*** Working data

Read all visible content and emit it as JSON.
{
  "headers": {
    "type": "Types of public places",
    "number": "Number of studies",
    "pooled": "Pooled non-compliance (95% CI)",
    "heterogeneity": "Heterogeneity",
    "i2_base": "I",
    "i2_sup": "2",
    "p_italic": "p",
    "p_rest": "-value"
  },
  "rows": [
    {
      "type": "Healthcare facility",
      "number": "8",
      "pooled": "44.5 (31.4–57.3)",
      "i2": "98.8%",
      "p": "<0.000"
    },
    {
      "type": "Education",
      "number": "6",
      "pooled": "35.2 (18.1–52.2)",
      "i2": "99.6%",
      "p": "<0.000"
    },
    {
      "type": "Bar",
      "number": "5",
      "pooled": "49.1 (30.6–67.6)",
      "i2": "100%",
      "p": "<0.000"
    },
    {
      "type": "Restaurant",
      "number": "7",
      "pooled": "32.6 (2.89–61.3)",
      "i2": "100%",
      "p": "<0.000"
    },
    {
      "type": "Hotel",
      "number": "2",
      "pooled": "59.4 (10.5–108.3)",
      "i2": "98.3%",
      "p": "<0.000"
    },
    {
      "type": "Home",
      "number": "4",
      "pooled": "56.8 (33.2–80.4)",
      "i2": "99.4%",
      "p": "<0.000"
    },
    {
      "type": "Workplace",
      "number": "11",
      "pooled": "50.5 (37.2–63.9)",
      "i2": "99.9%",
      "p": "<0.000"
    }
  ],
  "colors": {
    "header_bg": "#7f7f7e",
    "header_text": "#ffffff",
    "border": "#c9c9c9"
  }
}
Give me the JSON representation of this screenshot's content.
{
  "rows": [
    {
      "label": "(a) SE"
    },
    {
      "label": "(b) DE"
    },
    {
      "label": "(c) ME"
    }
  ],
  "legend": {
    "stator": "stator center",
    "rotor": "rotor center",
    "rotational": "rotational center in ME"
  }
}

******

Tally the lines of the listing in which the word "type" occurs, and state the total alone.

Response to the task:
8